┌─ Extracted records

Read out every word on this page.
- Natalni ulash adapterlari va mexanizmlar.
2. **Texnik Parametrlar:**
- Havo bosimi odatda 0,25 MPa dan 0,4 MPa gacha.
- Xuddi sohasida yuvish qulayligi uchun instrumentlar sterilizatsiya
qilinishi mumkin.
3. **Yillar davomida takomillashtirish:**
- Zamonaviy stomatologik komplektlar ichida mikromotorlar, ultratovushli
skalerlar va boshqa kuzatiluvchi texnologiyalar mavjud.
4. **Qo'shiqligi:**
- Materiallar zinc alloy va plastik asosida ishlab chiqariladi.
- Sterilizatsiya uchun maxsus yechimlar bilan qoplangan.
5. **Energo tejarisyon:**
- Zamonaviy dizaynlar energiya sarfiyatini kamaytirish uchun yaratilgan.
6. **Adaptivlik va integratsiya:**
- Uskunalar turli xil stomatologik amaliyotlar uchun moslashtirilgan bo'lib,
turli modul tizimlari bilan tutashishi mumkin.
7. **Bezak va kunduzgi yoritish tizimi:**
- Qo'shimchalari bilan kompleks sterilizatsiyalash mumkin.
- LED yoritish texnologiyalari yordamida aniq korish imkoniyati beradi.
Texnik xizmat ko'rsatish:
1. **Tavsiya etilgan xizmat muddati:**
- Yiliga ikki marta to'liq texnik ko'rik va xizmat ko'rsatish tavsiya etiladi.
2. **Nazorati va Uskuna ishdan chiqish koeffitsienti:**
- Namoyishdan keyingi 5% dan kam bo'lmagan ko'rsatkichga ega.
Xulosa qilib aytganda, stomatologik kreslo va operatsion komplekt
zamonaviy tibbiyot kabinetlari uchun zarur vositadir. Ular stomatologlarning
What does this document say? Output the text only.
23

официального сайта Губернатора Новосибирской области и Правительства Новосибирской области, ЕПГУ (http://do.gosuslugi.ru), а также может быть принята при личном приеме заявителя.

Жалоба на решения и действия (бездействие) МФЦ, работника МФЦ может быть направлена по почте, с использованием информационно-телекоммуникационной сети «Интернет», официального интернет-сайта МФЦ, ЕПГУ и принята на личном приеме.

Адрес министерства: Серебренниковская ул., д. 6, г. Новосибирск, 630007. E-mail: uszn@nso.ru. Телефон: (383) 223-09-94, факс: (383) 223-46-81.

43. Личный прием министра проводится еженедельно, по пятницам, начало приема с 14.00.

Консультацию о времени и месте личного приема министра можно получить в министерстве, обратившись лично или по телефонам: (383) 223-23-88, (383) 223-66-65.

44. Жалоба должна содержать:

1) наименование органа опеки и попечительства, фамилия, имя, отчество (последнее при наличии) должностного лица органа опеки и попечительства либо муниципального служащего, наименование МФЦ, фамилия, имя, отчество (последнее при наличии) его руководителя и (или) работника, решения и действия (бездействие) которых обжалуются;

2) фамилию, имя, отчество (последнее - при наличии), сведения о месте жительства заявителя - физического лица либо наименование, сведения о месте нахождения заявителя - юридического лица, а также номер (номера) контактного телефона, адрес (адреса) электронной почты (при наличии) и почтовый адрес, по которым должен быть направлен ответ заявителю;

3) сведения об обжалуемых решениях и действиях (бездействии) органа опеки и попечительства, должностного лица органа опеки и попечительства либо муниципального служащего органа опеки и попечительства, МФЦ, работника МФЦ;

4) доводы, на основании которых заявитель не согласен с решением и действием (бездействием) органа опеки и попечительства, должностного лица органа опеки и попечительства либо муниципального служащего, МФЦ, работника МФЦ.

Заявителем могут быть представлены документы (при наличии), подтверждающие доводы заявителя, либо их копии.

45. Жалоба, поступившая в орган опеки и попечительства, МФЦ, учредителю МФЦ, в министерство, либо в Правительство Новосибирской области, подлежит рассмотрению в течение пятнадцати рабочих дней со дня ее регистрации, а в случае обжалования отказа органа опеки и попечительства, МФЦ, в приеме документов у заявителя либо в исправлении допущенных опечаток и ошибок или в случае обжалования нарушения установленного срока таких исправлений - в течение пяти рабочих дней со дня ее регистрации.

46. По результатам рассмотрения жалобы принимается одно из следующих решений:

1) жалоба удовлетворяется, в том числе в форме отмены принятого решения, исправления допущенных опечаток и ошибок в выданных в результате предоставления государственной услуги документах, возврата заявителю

└─

● Task goal
Output every line above without altering anything.

● Complete response
Read out every word on this page.
- Natalni ulash adapterlari va mexanizmlar.
2. **Texnik Parametrlar:**
- Havo bosimi odatda 0,25 MPa dan 0,4 MPa gacha.
- Xuddi sohasida yuvish qulayligi uchun instrumentlar sterilizatsiya
qilinishi mumkin.
3. **Yillar davomida takomillashtirish:**
- Zamonaviy stomatologik komplektlar ichida mikromotorlar, ultratovushli
skalerlar va boshqa kuzatiluvchi texnologiyalar mavjud.
4. **Qo'shiqligi:**
- Materiallar zinc alloy va plastik asosida ishlab chiqariladi.
- Sterilizatsiya uchun maxsus yechimlar bilan qoplangan.
5. **Energo tejarisyon:**
- Zamonaviy dizaynlar energiya sarfiyatini kamaytirish uchun yaratilgan.
6. **Adaptivlik va integratsiya:**
- Uskunalar turli xil stomatologik amaliyotlar uchun moslashtirilgan bo'lib,
turli modul tizimlari bilan tutashishi mumkin.
7. **Bezak va kunduzgi yoritish tizimi:**
- Qo'shimchalari bilan kompleks sterilizatsiyalash mumkin.
- LED yoritish texnologiyalari yordamida aniq korish imkoniyati beradi.
Texnik xizmat ko'rsatish:
1. **Tavsiya etilgan xizmat muddati:**
- Yiliga ikki marta to'liq texnik ko'rik va xizmat ko'rsatish tavsiya etiladi.
2. **Nazorati va Uskuna ishdan chiqish koeffitsienti:**
- Namoyishdan keyingi 5% dan kam bo'lmagan ko'rsatkichga ega.
Xulosa qilib aytganda, stomatologik kreslo va operatsion komplekt
zamonaviy tibbiyot kabinetlari uchun zarur vositadir. Ular stomatologlarning
What does this document say? Output the text only.
23

официального сайта Губернатора Новосибирской области и Правительства Новосибирской области, ЕПГУ (http://do.gosuslugi.ru), а также может быть принята при личном приеме заявителя.

Жалоба на решения и действия (бездействие) МФЦ, работника МФЦ может быть направлена по почте, с использованием информационно-телекоммуникационной сети «Интернет», официального интернет-сайта МФЦ, ЕПГУ и принята на личном приеме.

Адрес министерства: Серебренниковская ул., д. 6, г. Новосибирск, 630007. E-mail: uszn@nso.ru. Телефон: (383) 223-09-94, факс: (383) 223-46-81.

43. Личный прием министра проводится еженедельно, по пятницам, начало приема с 14.00.

Консультацию о времени и месте личного приема министра можно получить в министерстве, обратившись лично или по телефонам: (383) 223-23-88, (383) 223-66-65.

44. Жалоба должна содержать:

1) наименование органа опеки и попечительства, фамилия, имя, отчество (последнее при наличии) должностного лица органа опеки и попечительства либо муниципального служащего, наименование МФЦ, фамилия, имя, отчество (последнее при наличии) его руководителя и (или) работника, решения и действия (бездействие) которых обжалуются;

2) фамилию, имя, отчество (последнее - при наличии), сведения о месте жительства заявителя - физического лица либо наименование, сведения о месте нахождения заявителя - юридического лица, а также номер (номера) контактного телефона, адрес (адреса) электронной почты (при наличии) и почтовый адрес, по которым должен быть направлен ответ заявителю;

3) сведения об обжалуемых решениях и действиях (бездействии) органа опеки и попечительства, должностного лица органа опеки и попечительства либо муниципального служащего органа опеки и попечительства, МФЦ, работника МФЦ;

4) доводы, на основании которых заявитель не согласен с решением и действием (бездействием) органа опеки и попечительства, должностного лица органа опеки и попечительства либо муниципального служащего, МФЦ, работника МФЦ.

Заявителем могут быть представлены документы (при наличии), подтверждающие доводы заявителя, либо их копии.

45. Жалоба, поступившая в орган опеки и попечительства, МФЦ, учредителю МФЦ, в министерство, либо в Правительство Новосибирской области, подлежит рассмотрению в течение пятнадцати рабочих дней со дня ее регистрации, а в случае обжалования отказа органа опеки и попечительства, МФЦ, в приеме документов у заявителя либо в исправлении допущенных опечаток и ошибок или в случае обжалования нарушения установленного срока таких исправлений - в течение пяти рабочих дней со дня ее регистрации.

46. По результатам рассмотрения жалобы принимается одно из следующих решений:

1) жалоба удовлетворяется, в том числе в форме отмены принятого решения, исправления допущенных опечаток и ошибок в выданных в результате предоставления государственной услуги документах, возврата заявителю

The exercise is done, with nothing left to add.